╭─ DATASET RECORDS
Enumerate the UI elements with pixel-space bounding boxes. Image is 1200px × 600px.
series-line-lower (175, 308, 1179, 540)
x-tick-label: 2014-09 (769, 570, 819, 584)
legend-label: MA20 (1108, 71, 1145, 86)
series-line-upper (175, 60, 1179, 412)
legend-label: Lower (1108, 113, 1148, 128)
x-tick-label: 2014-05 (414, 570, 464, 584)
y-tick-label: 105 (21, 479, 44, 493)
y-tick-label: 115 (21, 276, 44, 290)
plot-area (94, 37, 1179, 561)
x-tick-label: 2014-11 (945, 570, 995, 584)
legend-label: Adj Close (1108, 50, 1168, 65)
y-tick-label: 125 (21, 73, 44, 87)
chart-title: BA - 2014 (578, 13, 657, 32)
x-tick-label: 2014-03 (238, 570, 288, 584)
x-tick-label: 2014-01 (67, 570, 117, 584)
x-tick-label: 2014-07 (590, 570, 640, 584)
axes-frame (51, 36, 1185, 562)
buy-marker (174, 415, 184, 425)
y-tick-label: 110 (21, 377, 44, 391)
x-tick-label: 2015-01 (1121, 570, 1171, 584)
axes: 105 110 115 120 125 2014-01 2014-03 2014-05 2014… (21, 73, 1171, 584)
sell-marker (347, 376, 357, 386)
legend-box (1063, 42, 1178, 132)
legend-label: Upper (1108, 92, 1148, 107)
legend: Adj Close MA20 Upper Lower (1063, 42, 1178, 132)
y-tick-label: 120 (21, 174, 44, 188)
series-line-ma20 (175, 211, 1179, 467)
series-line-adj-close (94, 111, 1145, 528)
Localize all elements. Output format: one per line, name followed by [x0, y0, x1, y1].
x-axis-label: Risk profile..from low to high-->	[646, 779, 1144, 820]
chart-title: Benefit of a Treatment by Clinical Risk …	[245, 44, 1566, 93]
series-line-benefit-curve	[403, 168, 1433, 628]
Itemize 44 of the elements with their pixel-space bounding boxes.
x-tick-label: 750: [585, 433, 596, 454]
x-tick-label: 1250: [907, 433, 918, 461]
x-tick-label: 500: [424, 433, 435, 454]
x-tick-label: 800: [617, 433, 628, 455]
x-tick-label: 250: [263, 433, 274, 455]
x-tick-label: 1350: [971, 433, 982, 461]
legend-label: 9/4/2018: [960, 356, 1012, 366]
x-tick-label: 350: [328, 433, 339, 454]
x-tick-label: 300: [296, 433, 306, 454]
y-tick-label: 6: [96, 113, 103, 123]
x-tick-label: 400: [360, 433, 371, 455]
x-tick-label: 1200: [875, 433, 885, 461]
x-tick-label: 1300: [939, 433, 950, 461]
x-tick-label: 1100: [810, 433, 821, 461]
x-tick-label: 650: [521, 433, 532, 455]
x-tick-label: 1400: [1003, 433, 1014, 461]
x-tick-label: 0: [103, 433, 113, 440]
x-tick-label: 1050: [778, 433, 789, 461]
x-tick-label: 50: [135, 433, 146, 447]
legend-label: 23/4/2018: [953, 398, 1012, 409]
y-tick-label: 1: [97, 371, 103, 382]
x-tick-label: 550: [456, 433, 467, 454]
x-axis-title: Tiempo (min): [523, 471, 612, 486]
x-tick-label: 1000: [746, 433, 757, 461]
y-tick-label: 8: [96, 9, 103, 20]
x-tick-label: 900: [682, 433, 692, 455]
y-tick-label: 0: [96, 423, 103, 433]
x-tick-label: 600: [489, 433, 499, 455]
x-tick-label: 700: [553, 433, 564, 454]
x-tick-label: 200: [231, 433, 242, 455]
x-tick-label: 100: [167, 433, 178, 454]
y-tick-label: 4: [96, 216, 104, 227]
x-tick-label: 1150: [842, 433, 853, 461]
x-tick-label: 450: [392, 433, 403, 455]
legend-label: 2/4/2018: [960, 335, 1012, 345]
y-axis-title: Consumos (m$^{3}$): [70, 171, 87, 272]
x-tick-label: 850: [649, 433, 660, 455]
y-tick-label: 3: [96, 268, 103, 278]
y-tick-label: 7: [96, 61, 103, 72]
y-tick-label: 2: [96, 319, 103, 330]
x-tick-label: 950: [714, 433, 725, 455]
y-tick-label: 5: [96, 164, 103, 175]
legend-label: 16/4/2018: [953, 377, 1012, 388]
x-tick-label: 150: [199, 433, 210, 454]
╰─
GIVEN PROBLEM:
Copy out every one of the entries above word for word, line by line.

ANSWER FOR THIS EXERCISE:
Enumerate the UI elements with pixel-space bounding boxes. Image is 1200px × 600px.
series-line-lower (175, 308, 1179, 540)
x-tick-label: 2014-09 (769, 570, 819, 584)
legend-label: MA20 (1108, 71, 1145, 86)
series-line-upper (175, 60, 1179, 412)
legend-label: Lower (1108, 113, 1148, 128)
x-tick-label: 2014-05 (414, 570, 464, 584)
y-tick-label: 105 (21, 479, 44, 493)
y-tick-label: 115 (21, 276, 44, 290)
plot-area (94, 37, 1179, 561)
x-tick-label: 2014-11 (945, 570, 995, 584)
legend-label: Adj Close (1108, 50, 1168, 65)
y-tick-label: 125 (21, 73, 44, 87)
chart-title: BA - 2014 (578, 13, 657, 32)
x-tick-label: 2014-03 (238, 570, 288, 584)
x-tick-label: 2014-01 (67, 570, 117, 584)
x-tick-label: 2014-07 (590, 570, 640, 584)
axes-frame (51, 36, 1185, 562)
buy-marker (174, 415, 184, 425)
y-tick-label: 110 (21, 377, 44, 391)
x-tick-label: 2015-01 (1121, 570, 1171, 584)
axes: 105 110 115 120 125 2014-01 2014-03 2014-05 2014… (21, 73, 1171, 584)
sell-marker (347, 376, 357, 386)
legend-box (1063, 42, 1178, 132)
legend-label: Upper (1108, 92, 1148, 107)
legend: Adj Close MA20 Upper Lower (1063, 42, 1178, 132)
y-tick-label: 120 (21, 174, 44, 188)
series-line-ma20 (175, 211, 1179, 467)
series-line-adj-close (94, 111, 1145, 528)
Localize all elements. Output format: one per line, name followed by [x0, y0, x1, y1].
x-axis-label: Risk profile..from low to high-->	[646, 779, 1144, 820]
chart-title: Benefit of a Treatment by Clinical Risk …	[245, 44, 1566, 93]
series-line-benefit-curve	[403, 168, 1433, 628]
Itemize 44 of the elements with their pixel-space bounding boxes.
x-tick-label: 750: [585, 433, 596, 454]
x-tick-label: 1250: [907, 433, 918, 461]
x-tick-label: 500: [424, 433, 435, 454]
x-tick-label: 800: [617, 433, 628, 455]
x-tick-label: 250: [263, 433, 274, 455]
x-tick-label: 1350: [971, 433, 982, 461]
legend-label: 9/4/2018: [960, 356, 1012, 366]
x-tick-label: 350: [328, 433, 339, 454]
x-tick-label: 300: [296, 433, 306, 454]
y-tick-label: 6: [96, 113, 103, 123]
x-tick-label: 400: [360, 433, 371, 455]
x-tick-label: 1200: [875, 433, 885, 461]
x-tick-label: 1300: [939, 433, 950, 461]
x-tick-label: 1100: [810, 433, 821, 461]
x-tick-label: 650: [521, 433, 532, 455]
x-tick-label: 1400: [1003, 433, 1014, 461]
x-tick-label: 0: [103, 433, 113, 440]
x-tick-label: 1050: [778, 433, 789, 461]
x-tick-label: 50: [135, 433, 146, 447]
legend-label: 23/4/2018: [953, 398, 1012, 409]
y-tick-label: 1: [97, 371, 103, 382]
x-tick-label: 550: [456, 433, 467, 454]
x-axis-title: Tiempo (min): [523, 471, 612, 486]
x-tick-label: 1000: [746, 433, 757, 461]
y-tick-label: 8: [96, 9, 103, 20]
x-tick-label: 900: [682, 433, 692, 455]
y-tick-label: 0: [96, 423, 103, 433]
x-tick-label: 600: [489, 433, 499, 455]
x-tick-label: 700: [553, 433, 564, 454]
x-tick-label: 200: [231, 433, 242, 455]
x-tick-label: 100: [167, 433, 178, 454]
y-tick-label: 4: [96, 216, 104, 227]
x-tick-label: 1150: [842, 433, 853, 461]
x-tick-label: 450: [392, 433, 403, 455]
legend-label: 2/4/2018: [960, 335, 1012, 345]
y-axis-title: Consumos (m$^{3}$): [70, 171, 87, 272]
x-tick-label: 850: [649, 433, 660, 455]
y-tick-label: 3: [96, 268, 103, 278]
y-tick-label: 7: [96, 61, 103, 72]
y-tick-label: 2: [96, 319, 103, 330]
x-tick-label: 950: [714, 433, 725, 455]
y-tick-label: 5: [96, 164, 103, 175]
legend-label: 16/4/2018: [953, 377, 1012, 388]
x-tick-label: 150: [199, 433, 210, 454]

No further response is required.